▶ [What the exercise asks]:
Where a line in the listing below contains the word "HISTORY", copy that line.

▶ [Provided data]:
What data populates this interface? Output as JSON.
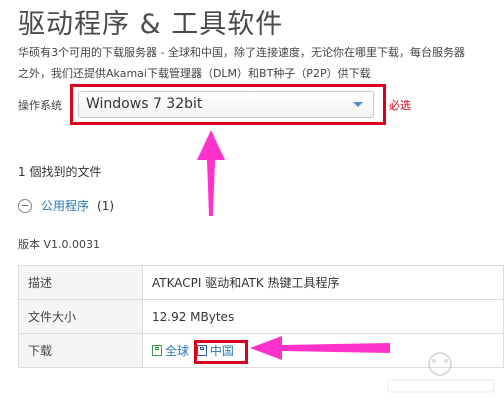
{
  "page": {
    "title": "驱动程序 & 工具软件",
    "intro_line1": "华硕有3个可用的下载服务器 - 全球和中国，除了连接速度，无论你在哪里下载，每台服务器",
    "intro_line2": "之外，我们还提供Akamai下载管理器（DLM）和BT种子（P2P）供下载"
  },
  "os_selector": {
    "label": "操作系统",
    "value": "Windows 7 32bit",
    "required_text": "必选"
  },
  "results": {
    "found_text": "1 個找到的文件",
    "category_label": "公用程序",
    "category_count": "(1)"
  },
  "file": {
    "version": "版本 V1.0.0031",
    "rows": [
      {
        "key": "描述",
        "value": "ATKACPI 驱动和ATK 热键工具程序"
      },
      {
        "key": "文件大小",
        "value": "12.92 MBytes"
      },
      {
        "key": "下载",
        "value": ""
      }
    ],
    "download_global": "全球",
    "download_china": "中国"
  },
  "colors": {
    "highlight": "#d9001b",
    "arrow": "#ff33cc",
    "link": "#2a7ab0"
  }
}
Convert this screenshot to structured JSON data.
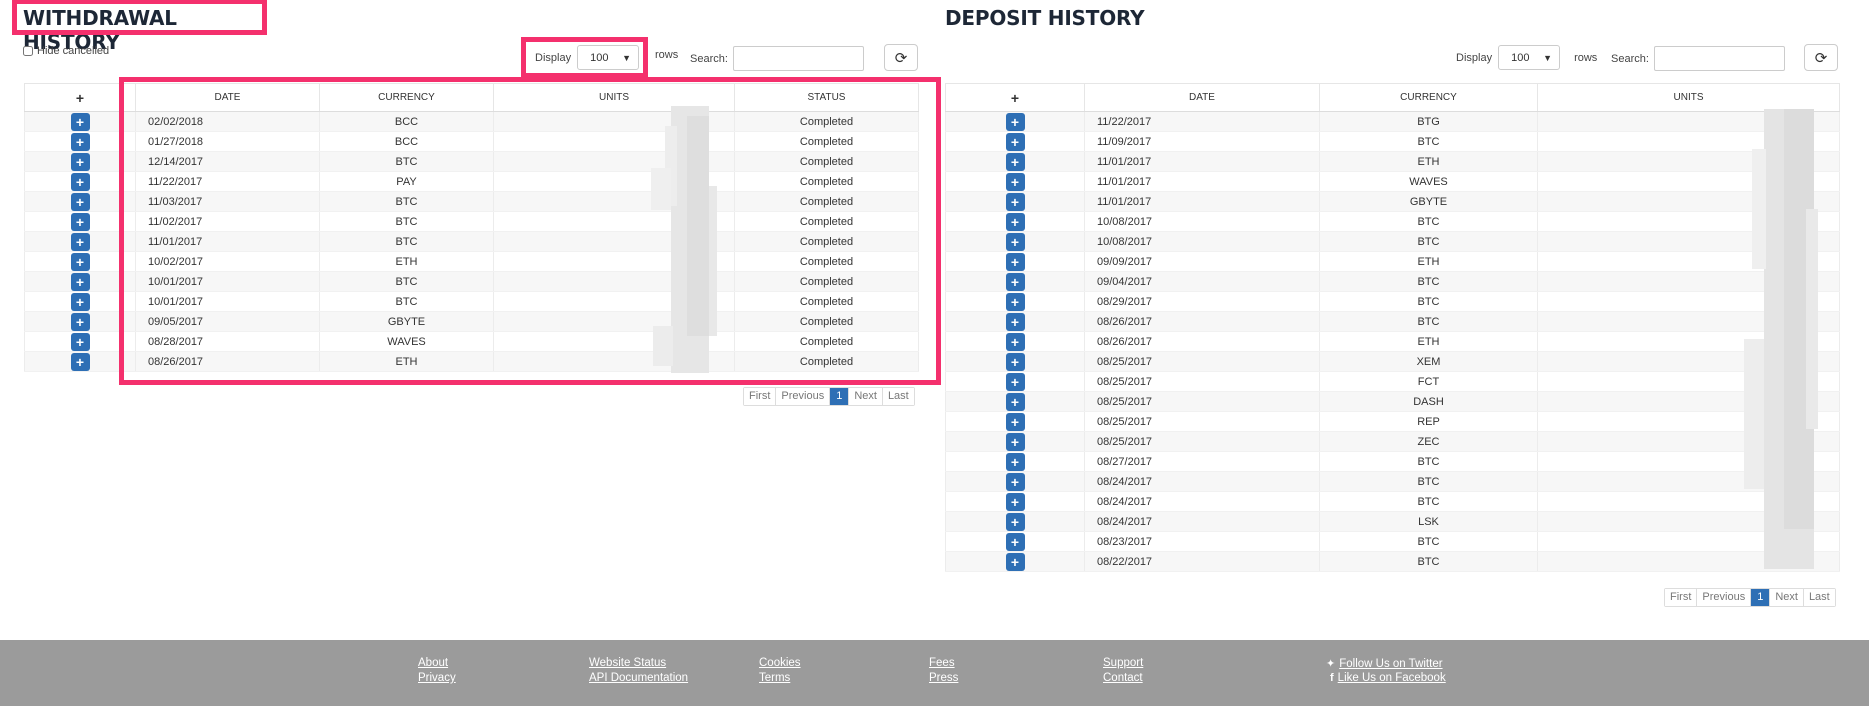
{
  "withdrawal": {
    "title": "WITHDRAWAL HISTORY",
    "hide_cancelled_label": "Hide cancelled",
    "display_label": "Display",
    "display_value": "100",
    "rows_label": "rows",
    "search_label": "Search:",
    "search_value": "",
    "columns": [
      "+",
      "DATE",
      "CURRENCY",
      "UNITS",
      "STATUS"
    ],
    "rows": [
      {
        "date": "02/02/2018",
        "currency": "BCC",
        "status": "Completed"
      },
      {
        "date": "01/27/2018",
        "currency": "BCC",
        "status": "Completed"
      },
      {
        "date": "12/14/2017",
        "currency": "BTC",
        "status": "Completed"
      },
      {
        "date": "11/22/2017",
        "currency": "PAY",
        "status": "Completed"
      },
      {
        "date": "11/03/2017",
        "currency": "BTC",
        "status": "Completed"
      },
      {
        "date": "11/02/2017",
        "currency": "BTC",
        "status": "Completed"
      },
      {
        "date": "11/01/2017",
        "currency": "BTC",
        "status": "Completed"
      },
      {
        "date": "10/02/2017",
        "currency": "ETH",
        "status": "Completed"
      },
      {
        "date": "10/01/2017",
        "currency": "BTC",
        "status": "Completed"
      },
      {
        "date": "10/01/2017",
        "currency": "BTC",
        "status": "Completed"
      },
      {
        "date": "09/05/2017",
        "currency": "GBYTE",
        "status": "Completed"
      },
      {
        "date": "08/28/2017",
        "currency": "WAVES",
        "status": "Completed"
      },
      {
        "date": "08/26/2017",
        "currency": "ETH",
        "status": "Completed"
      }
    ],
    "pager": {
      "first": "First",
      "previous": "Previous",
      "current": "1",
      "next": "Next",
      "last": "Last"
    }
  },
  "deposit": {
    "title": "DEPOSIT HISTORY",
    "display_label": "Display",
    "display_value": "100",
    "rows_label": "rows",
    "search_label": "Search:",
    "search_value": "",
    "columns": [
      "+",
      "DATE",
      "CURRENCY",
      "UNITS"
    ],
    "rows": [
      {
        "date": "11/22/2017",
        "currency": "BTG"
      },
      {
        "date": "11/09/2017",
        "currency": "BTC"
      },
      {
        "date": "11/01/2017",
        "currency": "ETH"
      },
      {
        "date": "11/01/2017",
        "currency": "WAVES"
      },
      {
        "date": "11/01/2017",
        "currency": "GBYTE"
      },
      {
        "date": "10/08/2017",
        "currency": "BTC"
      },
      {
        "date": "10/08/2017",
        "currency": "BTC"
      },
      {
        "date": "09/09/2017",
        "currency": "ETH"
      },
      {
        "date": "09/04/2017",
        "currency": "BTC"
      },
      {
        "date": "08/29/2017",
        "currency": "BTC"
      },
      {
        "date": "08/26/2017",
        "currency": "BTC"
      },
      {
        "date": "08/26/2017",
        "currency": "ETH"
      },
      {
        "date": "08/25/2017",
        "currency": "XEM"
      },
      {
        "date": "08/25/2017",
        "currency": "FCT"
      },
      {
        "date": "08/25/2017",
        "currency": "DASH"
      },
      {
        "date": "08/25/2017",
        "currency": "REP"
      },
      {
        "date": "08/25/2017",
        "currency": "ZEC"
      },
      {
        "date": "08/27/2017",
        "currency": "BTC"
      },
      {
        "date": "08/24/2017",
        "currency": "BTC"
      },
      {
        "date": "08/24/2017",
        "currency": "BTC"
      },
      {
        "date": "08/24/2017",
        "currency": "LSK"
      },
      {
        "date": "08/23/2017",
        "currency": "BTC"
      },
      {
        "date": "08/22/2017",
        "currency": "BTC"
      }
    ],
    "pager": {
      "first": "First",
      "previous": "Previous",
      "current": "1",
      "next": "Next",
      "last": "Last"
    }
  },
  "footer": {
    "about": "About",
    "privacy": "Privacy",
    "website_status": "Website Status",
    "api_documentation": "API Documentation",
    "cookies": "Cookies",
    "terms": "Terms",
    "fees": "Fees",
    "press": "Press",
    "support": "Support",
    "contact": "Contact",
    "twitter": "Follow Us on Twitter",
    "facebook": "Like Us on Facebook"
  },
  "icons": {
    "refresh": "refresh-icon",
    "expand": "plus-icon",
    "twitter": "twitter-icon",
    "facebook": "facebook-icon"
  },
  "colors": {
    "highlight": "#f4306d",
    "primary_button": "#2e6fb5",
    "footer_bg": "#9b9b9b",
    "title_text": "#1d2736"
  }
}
* * *
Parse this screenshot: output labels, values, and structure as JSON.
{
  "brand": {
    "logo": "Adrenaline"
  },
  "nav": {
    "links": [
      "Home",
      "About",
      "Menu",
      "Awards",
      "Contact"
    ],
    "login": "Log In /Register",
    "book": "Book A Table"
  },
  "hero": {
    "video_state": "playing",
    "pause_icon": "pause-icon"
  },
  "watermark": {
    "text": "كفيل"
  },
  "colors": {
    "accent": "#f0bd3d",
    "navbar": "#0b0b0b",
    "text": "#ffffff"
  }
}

▶ [Reply to the task]:
    "title": "WITHDRAWAL HISTORY",
    "title": "DEPOSIT HISTORY",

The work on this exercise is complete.